Report all lines holding "ресурсов".

==== PROVIDED MATERIAL ====

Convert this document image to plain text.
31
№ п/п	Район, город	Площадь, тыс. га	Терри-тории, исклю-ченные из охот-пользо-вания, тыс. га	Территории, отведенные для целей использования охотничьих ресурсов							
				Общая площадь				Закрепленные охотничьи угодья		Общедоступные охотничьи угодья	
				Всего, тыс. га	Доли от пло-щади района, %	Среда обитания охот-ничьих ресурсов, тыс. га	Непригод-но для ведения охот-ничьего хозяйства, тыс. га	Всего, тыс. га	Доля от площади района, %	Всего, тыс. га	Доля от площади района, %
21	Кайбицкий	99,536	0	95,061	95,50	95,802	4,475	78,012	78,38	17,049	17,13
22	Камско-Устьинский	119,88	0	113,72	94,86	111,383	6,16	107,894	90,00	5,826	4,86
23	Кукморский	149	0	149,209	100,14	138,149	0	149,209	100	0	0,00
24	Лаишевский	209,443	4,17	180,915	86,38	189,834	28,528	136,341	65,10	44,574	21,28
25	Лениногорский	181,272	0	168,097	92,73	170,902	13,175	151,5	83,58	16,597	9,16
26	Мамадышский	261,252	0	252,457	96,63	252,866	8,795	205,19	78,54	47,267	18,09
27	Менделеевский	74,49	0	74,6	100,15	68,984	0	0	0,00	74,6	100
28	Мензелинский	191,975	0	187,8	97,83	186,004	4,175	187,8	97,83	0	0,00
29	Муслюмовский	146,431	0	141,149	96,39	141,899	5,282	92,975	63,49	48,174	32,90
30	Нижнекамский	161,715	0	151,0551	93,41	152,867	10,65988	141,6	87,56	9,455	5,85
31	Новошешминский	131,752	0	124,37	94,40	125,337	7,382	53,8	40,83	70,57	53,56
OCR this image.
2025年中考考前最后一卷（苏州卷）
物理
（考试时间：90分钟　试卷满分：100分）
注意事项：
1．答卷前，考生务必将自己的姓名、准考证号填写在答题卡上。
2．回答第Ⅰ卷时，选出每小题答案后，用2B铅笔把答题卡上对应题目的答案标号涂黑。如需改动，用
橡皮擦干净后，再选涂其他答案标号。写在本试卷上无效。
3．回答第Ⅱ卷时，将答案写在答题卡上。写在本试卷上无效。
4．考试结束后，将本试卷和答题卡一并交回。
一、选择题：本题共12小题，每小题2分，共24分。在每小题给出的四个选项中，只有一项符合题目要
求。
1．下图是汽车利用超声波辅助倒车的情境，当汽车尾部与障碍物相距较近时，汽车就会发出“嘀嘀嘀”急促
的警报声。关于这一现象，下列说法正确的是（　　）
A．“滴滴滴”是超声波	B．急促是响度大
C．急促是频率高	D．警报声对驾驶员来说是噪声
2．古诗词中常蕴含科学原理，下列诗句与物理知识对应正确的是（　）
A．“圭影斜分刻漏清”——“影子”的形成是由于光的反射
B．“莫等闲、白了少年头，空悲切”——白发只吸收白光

====

REPLY TO THE TASK
№ п/п	Район, город	Площадь, тыс. га	Терри-тории, исклю-ченные из охот-пользо-вания, тыс. га	Территории, отведенные для целей использования охотничьих ресурсов							
				Всего, тыс. га	Доли от пло-щади района, %	Среда обитания охот-ничьих ресурсов, тыс. га	Непригод-но для ведения охот-ничьего хозяйства, тыс. га	Всего, тыс. га	Доля от площади района, %	Всего, тыс. га	Доля от площади района, %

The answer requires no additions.